_Job_
Transcribe the entries exactly; images are not part of the copy.
-- BEGIN Supplied entries --
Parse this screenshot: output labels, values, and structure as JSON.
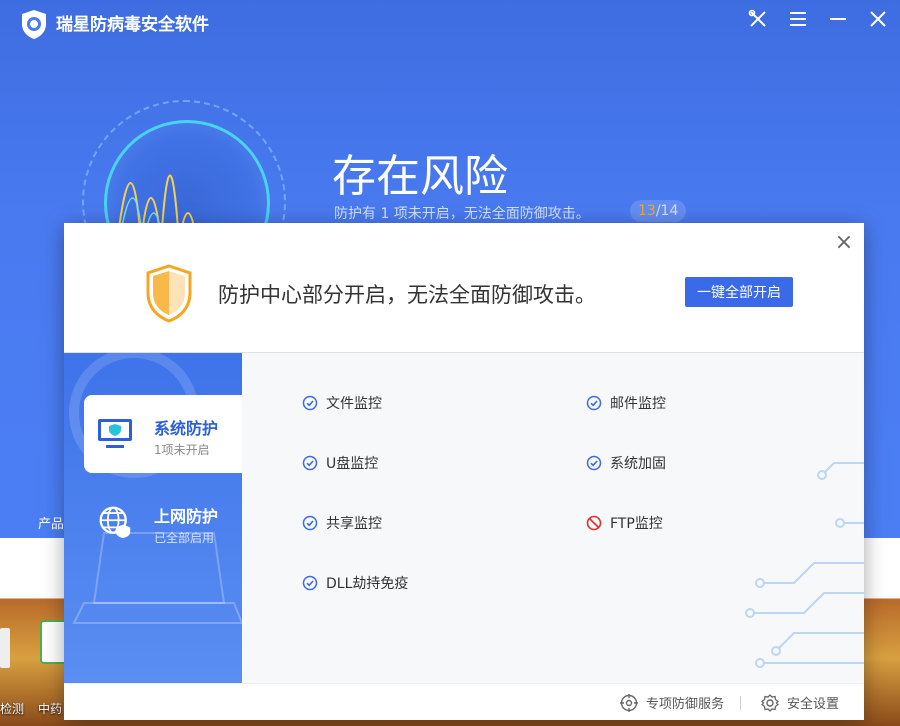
{
  "app": {
    "title": "瑞星防病毒安全软件",
    "status_title": "存在风险",
    "status_subtitle": "防护有 1 项未开启，无法全面防御攻击。",
    "counter_current": "13",
    "counter_sep": "/",
    "counter_total": "14",
    "product_label": "产品"
  },
  "titlebar": {
    "icons": [
      "tools-icon",
      "menu-icon",
      "minimize-icon",
      "close-icon"
    ]
  },
  "modal": {
    "message": "防护中心部分开启，无法全面防御攻击。",
    "enable_all_label": "一键全部开启",
    "nav": [
      {
        "title": "系统防护",
        "subtitle": "1项未开启",
        "active": true
      },
      {
        "title": "上网防护",
        "subtitle": "已全部启用",
        "active": false
      }
    ],
    "items": [
      {
        "label": "文件监控",
        "status": "on"
      },
      {
        "label": "邮件监控",
        "status": "on"
      },
      {
        "label": "U盘监控",
        "status": "on"
      },
      {
        "label": "系统加固",
        "status": "on"
      },
      {
        "label": "共享监控",
        "status": "on"
      },
      {
        "label": "FTP监控",
        "status": "off"
      },
      {
        "label": "DLL劫持免疫",
        "status": "on"
      }
    ],
    "footer": {
      "service_label": "专项防御服务",
      "settings_label": "安全设置"
    }
  },
  "desktop": {
    "icon1_label": "检测",
    "icon2_label": "中药"
  },
  "colors": {
    "accent": "#3a6ae8",
    "ok": "#3a6ae8",
    "off": "#e0312b",
    "warning": "#f5a623"
  }
}
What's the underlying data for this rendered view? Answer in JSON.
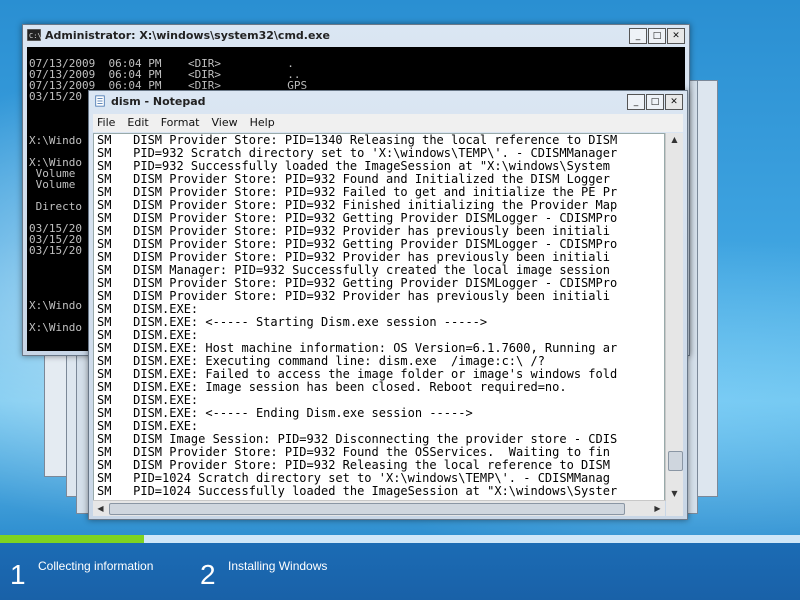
{
  "cmd_window": {
    "title": "Administrator: X:\\windows\\system32\\cmd.exe",
    "lines": [
      "",
      "07/13/2009  06:04 PM    <DIR>          .",
      "07/13/2009  06:04 PM    <DIR>          ..",
      "07/13/2009  06:04 PM    <DIR>          GPS",
      "03/15/20",
      "",
      "",
      "",
      "X:\\Windo",
      "",
      "X:\\Windo",
      " Volume ",
      " Volume ",
      "",
      " Directo",
      "",
      "03/15/20",
      "03/15/20",
      "03/15/20",
      "",
      "",
      "",
      "",
      "X:\\Windo",
      "",
      "X:\\Windo"
    ]
  },
  "notepad": {
    "title": "dism - Notepad",
    "menu": [
      "File",
      "Edit",
      "Format",
      "View",
      "Help"
    ],
    "lines": [
      "SM   DISM Provider Store: PID=1340 Releasing the local reference to DISM",
      "SM   PID=932 Scratch directory set to 'X:\\windows\\TEMP\\'. - CDISMManager",
      "SM   PID=932 Successfully loaded the ImageSession at \"X:\\windows\\System",
      "SM   DISM Provider Store: PID=932 Found and Initialized the DISM Logger",
      "SM   DISM Provider Store: PID=932 Failed to get and initialize the PE Pr",
      "SM   DISM Provider Store: PID=932 Finished initializing the Provider Map",
      "SM   DISM Provider Store: PID=932 Getting Provider DISMLogger - CDISMPro",
      "SM   DISM Provider Store: PID=932 Provider has previously been initiali",
      "SM   DISM Provider Store: PID=932 Getting Provider DISMLogger - CDISMPro",
      "SM   DISM Provider Store: PID=932 Provider has previously been initiali",
      "SM   DISM Manager: PID=932 Successfully created the local image session",
      "SM   DISM Provider Store: PID=932 Getting Provider DISMLogger - CDISMPro",
      "SM   DISM Provider Store: PID=932 Provider has previously been initiali",
      "SM   DISM.EXE:",
      "SM   DISM.EXE: <----- Starting Dism.exe session ----->",
      "SM   DISM.EXE:",
      "SM   DISM.EXE: Host machine information: OS Version=6.1.7600, Running ar",
      "SM   DISM.EXE: Executing command line: dism.exe  /image:c:\\ /?",
      "SM   DISM.EXE: Failed to access the image folder or image's windows fold",
      "SM   DISM.EXE: Image session has been closed. Reboot required=no.",
      "SM   DISM.EXE:",
      "SM   DISM.EXE: <----- Ending Dism.exe session ----->",
      "SM   DISM.EXE:",
      "SM   DISM Image Session: PID=932 Disconnecting the provider store - CDIS",
      "SM   DISM Provider Store: PID=932 Found the OSServices.  Waiting to fin",
      "SM   DISM Provider Store: PID=932 Releasing the local reference to DISM",
      "SM   PID=1024 Scratch directory set to 'X:\\windows\\TEMP\\'. - CDISMManag",
      "SM   PID=1024 Successfully loaded the ImageSession at \"X:\\windows\\Syster"
    ]
  },
  "setup": {
    "progress": 0.18,
    "steps": [
      {
        "number": "1",
        "label": "Collecting information"
      },
      {
        "number": "2",
        "label": "Installing Windows"
      }
    ]
  }
}
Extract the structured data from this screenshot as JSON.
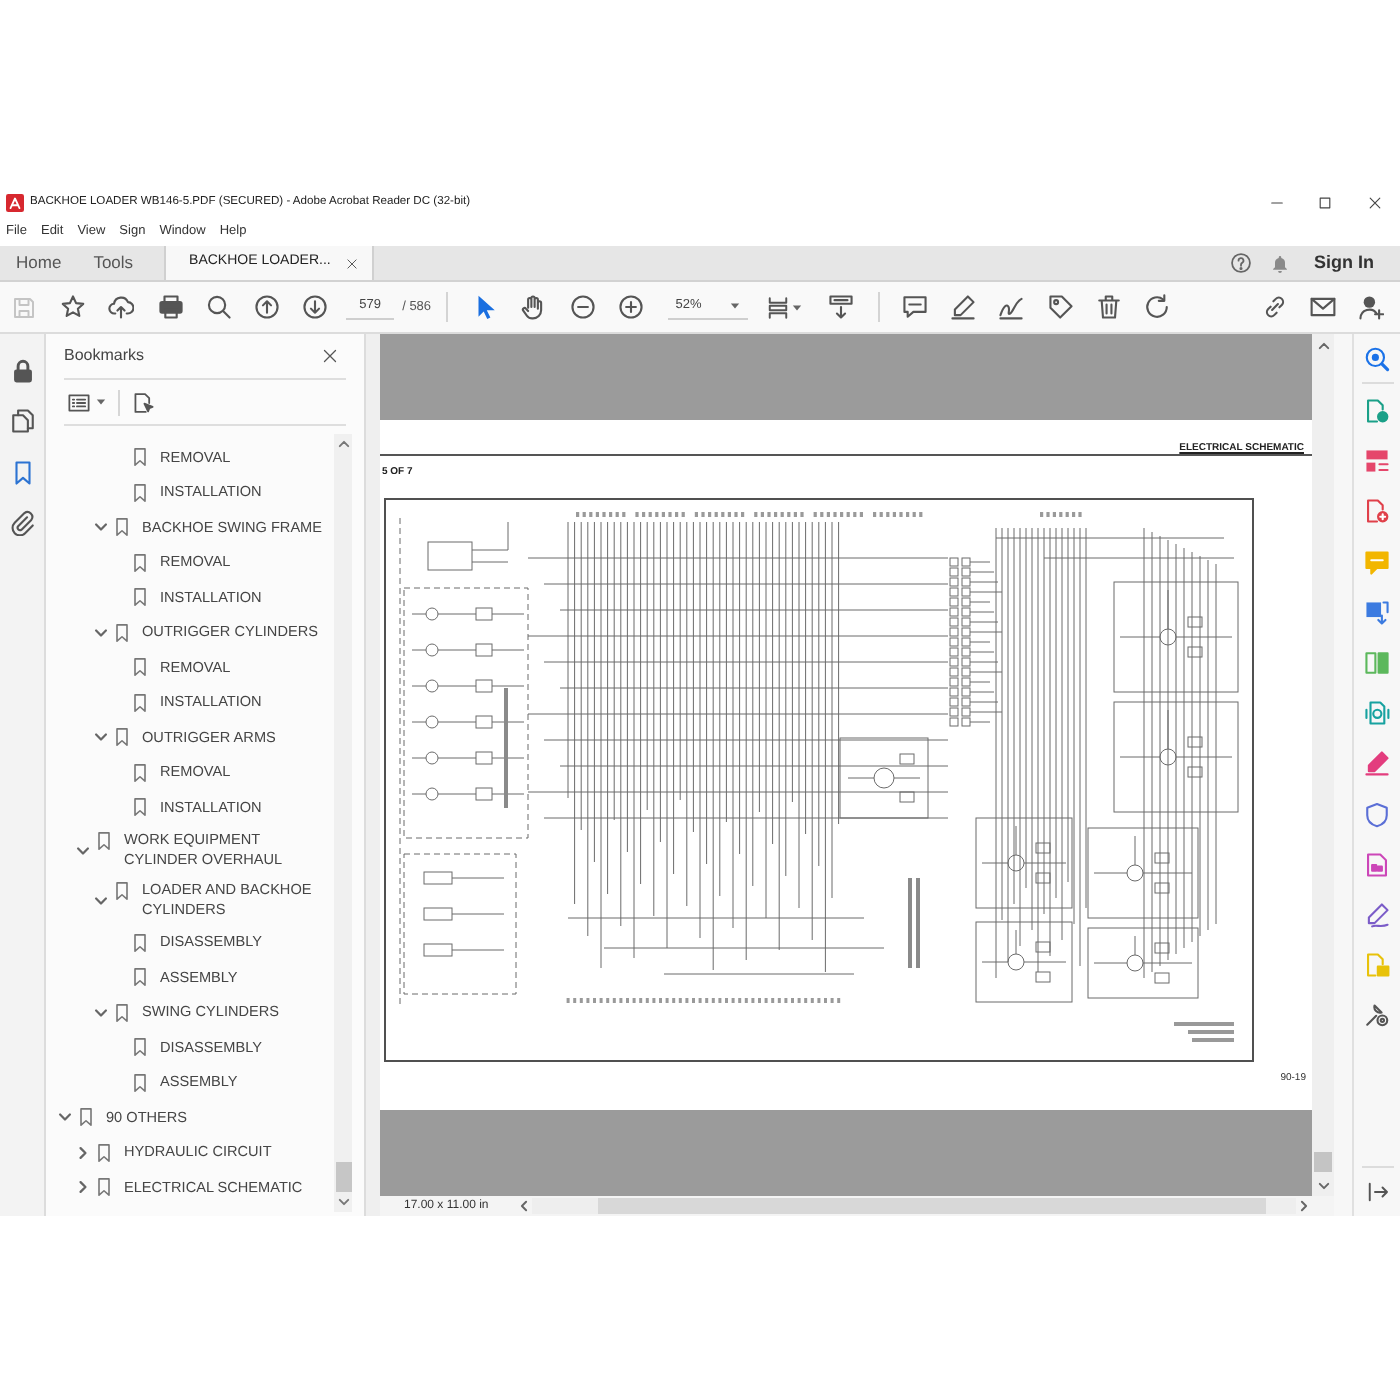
{
  "window": {
    "title": "BACKHOE LOADER WB146-5.PDF (SECURED) - Adobe Acrobat Reader DC (32-bit)"
  },
  "menu": [
    "File",
    "Edit",
    "View",
    "Sign",
    "Window",
    "Help"
  ],
  "tabs": [
    {
      "label": "Home",
      "selected": false
    },
    {
      "label": "Tools",
      "selected": false
    },
    {
      "label": "BACKHOE LOADER...",
      "selected": true,
      "closable": true
    }
  ],
  "account": {
    "sign_in": "Sign In"
  },
  "toolbar": {
    "save": {
      "disabled": true
    },
    "page": "579",
    "page_total": "/ 586",
    "tools": [
      {
        "selected": true
      },
      {
        "selected": false
      }
    ],
    "zoom": "52%"
  },
  "left_rail": [
    {
      "selected": false
    },
    {
      "selected": false
    },
    {
      "selected": true
    },
    {
      "selected": false
    }
  ],
  "sidebar": {
    "title": "Bookmarks",
    "bookmarks": [
      {
        "children": [
          {
            "children": [
              {
                "children": [
                  {
                    "label": "REMOVAL"
                  },
                  {
                    "label": "INSTALLATION"
                  }
                ]
              },
              {
                "label": "BACKHOE SWING FRAME",
                "expanded": true,
                "children": [
                  {
                    "label": "REMOVAL"
                  },
                  {
                    "label": "INSTALLATION"
                  }
                ]
              },
              {
                "label": "OUTRIGGER CYLINDERS",
                "expanded": true,
                "children": [
                  {
                    "label": "REMOVAL"
                  },
                  {
                    "label": "INSTALLATION"
                  }
                ]
              },
              {
                "label": "OUTRIGGER ARMS",
                "expanded": true,
                "children": [
                  {
                    "label": "REMOVAL"
                  },
                  {
                    "label": "INSTALLATION"
                  }
                ]
              }
            ]
          },
          {
            "label": "WORK EQUIPMENT CYLINDER OVERHAUL",
            "expanded": true,
            "children": [
              {
                "label": "LOADER AND BACKHOE CYLINDERS",
                "expanded": true,
                "children": [
                  {
                    "label": "DISASSEMBLY"
                  },
                  {
                    "label": "ASSEMBLY"
                  }
                ]
              },
              {
                "label": "SWING CYLINDERS",
                "expanded": true,
                "children": [
                  {
                    "label": "DISASSEMBLY"
                  },
                  {
                    "label": "ASSEMBLY"
                  }
                ]
              }
            ]
          }
        ]
      },
      {
        "label": "90 OTHERS",
        "expanded": true,
        "children": [
          {
            "label": "HYDRAULIC CIRCUIT",
            "expanded": false
          },
          {
            "label": "ELECTRICAL SCHEMATIC",
            "expanded": false
          }
        ]
      }
    ]
  },
  "document": {
    "header": "ELECTRICAL SCHEMATIC",
    "sheet": "5 OF 7",
    "page_number": "90-19"
  },
  "status_bar": {
    "page_size": "17.00 x 11.00 in"
  }
}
-- END Supplied entries --
_Response to this task_
Parse this screenshot: output labels, values, and structure as JSON.
{
  "app": {
    "title": "瑞星防病毒安全软件",
    "status_title": "存在风险",
    "status_subtitle": "防护有 1 项未开启，无法全面防御攻击。",
    "counter_current": "13",
    "counter_sep": "/",
    "counter_total": "14",
    "product_label": "产品"
  },
  "titlebar": {
    "icons": [
      "tools-icon",
      "menu-icon",
      "minimize-icon",
      "close-icon"
    ]
  },
  "modal": {
    "message": "防护中心部分开启，无法全面防御攻击。",
    "enable_all_label": "一键全部开启",
    "nav": [
      {
        "title": "系统防护",
        "subtitle": "1项未开启",
        "active": true
      },
      {
        "title": "上网防护",
        "subtitle": "已全部启用",
        "active": false
      }
    ],
    "items": [
      {
        "label": "文件监控",
        "status": "on"
      },
      {
        "label": "邮件监控",
        "status": "on"
      },
      {
        "label": "U盘监控",
        "status": "on"
      },
      {
        "label": "系统加固",
        "status": "on"
      },
      {
        "label": "共享监控",
        "status": "on"
      },
      {
        "label": "FTP监控",
        "status": "off"
      },
      {
        "label": "DLL劫持免疫",
        "status": "on"
      }
    ],
    "footer": {
      "service_label": "专项防御服务",
      "settings_label": "安全设置"
    }
  },
  "desktop": {
    "icon1_label": "检测",
    "icon2_label": "中药"
  },
  "colors": {
    "accent": "#3a6ae8",
    "ok": "#3a6ae8",
    "off": "#e0312b",
    "warning": "#f5a623"
  }
}
What's the underlying data for this rendered view? Answer in JSON.
{
  "cmd_window": {
    "title": "Administrator: X:\\windows\\system32\\cmd.exe",
    "lines": [
      "",
      "07/13/2009  06:04 PM    <DIR>          .",
      "07/13/2009  06:04 PM    <DIR>          ..",
      "07/13/2009  06:04 PM    <DIR>          GPS",
      "03/15/20",
      "",
      "",
      "",
      "X:\\Windo",
      "",
      "X:\\Windo",
      " Volume ",
      " Volume ",
      "",
      " Directo",
      "",
      "03/15/20",
      "03/15/20",
      "03/15/20",
      "",
      "",
      "",
      "",
      "X:\\Windo",
      "",
      "X:\\Windo"
    ]
  },
  "notepad": {
    "title": "dism - Notepad",
    "menu": [
      "File",
      "Edit",
      "Format",
      "View",
      "Help"
    ],
    "lines": [
      "SM   DISM Provider Store: PID=1340 Releasing the local reference to DISM",
      "SM   PID=932 Scratch directory set to 'X:\\windows\\TEMP\\'. - CDISMManager",
      "SM   PID=932 Successfully loaded the ImageSession at \"X:\\windows\\System",
      "SM   DISM Provider Store: PID=932 Found and Initialized the DISM Logger",
      "SM   DISM Provider Store: PID=932 Failed to get and initialize the PE Pr",
      "SM   DISM Provider Store: PID=932 Finished initializing the Provider Map",
      "SM   DISM Provider Store: PID=932 Getting Provider DISMLogger - CDISMPro",
      "SM   DISM Provider Store: PID=932 Provider has previously been initiali",
      "SM   DISM Provider Store: PID=932 Getting Provider DISMLogger - CDISMPro",
      "SM   DISM Provider Store: PID=932 Provider has previously been initiali",
      "SM   DISM Manager: PID=932 Successfully created the local image session",
      "SM   DISM Provider Store: PID=932 Getting Provider DISMLogger - CDISMPro",
      "SM   DISM Provider Store: PID=932 Provider has previously been initiali",
      "SM   DISM.EXE:",
      "SM   DISM.EXE: <----- Starting Dism.exe session ----->",
      "SM   DISM.EXE:",
      "SM   DISM.EXE: Host machine information: OS Version=6.1.7600, Running ar",
      "SM   DISM.EXE: Executing command line: dism.exe  /image:c:\\ /?",
      "SM   DISM.EXE: Failed to access the image folder or image's windows fold",
      "SM   DISM.EXE: Image session has been closed. Reboot required=no.",
      "SM   DISM.EXE:",
      "SM   DISM.EXE: <----- Ending Dism.exe session ----->",
      "SM   DISM.EXE:",
      "SM   DISM Image Session: PID=932 Disconnecting the provider store - CDIS",
      "SM   DISM Provider Store: PID=932 Found the OSServices.  Waiting to fin",
      "SM   DISM Provider Store: PID=932 Releasing the local reference to DISM",
      "SM   PID=1024 Scratch directory set to 'X:\\windows\\TEMP\\'. - CDISMManag",
      "SM   PID=1024 Successfully loaded the ImageSession at \"X:\\windows\\Syster"
    ]
  },
  "setup": {
    "progress": 0.18,
    "steps": [
      {
        "number": "1",
        "label": "Collecting information"
      },
      {
        "number": "2",
        "label": "Installing Windows"
      }
    ]
  }
}
Extract the structured data from this screenshot as JSON.
{
  "window": {
    "title": "BACKHOE LOADER WB146-5.PDF (SECURED) - Adobe Acrobat Reader DC (32-bit)"
  },
  "menu": [
    "File",
    "Edit",
    "View",
    "Sign",
    "Window",
    "Help"
  ],
  "tabs": [
    {
      "label": "Home",
      "selected": false
    },
    {
      "label": "Tools",
      "selected": false
    },
    {
      "label": "BACKHOE LOADER...",
      "selected": true,
      "closable": true
    }
  ],
  "account": {
    "sign_in": "Sign In"
  },
  "toolbar": {
    "save": {
      "disabled": true
    },
    "page": "579",
    "page_total": "/ 586",
    "tools": [
      {
        "selected": true
      },
      {
        "selected": false
      }
    ],
    "zoom": "52%"
  },
  "left_rail": [
    {
      "selected": false
    },
    {
      "selected": false
    },
    {
      "selected": true
    },
    {
      "selected": false
    }
  ],
  "sidebar": {
    "title": "Bookmarks",
    "bookmarks": [
      {
        "children": [
          {
            "children": [
              {
                "children": [
                  {
                    "label": "REMOVAL"
                  },
                  {
                    "label": "INSTALLATION"
                  }
                ]
              },
              {
                "label": "BACKHOE SWING FRAME",
                "expanded": true,
                "children": [
                  {
                    "label": "REMOVAL"
                  },
                  {
                    "label": "INSTALLATION"
                  }
                ]
              },
              {
                "label": "OUTRIGGER CYLINDERS",
                "expanded": true,
                "children": [
                  {
                    "label": "REMOVAL"
                  },
                  {
                    "label": "INSTALLATION"
                  }
                ]
              },
              {
                "label": "OUTRIGGER ARMS",
                "expanded": true,
                "children": [
                  {
                    "label": "REMOVAL"
                  },
                  {
                    "label": "INSTALLATION"
                  }
                ]
              }
            ]
          },
          {
            "label": "WORK EQUIPMENT CYLINDER OVERHAUL",
            "expanded": true,
            "children": [
              {
                "label": "LOADER AND BACKHOE CYLINDERS",
                "expanded": true,
                "children": [
                  {
                    "label": "DISASSEMBLY"
                  },
                  {
                    "label": "ASSEMBLY"
                  }
                ]
              },
              {
                "label": "SWING CYLINDERS",
                "expanded": true,
                "children": [
                  {
                    "label": "DISASSEMBLY"
                  },
                  {
                    "label": "ASSEMBLY"
                  }
                ]
              }
            ]
          }
        ]
      },
      {
        "label": "90 OTHERS",
        "expanded": true,
        "children": [
          {
            "label": "HYDRAULIC CIRCUIT",
            "expanded": false
          },
          {
            "label": "ELECTRICAL SCHEMATIC",
            "expanded": false
          }
        ]
      }
    ]
  },
  "document": {
    "header": "ELECTRICAL SCHEMATIC",
    "sheet": "5 OF 7",
    "page_number": "90-19"
  },
  "status_bar": {
    "page_size": "17.00 x 11.00 in"
  }
}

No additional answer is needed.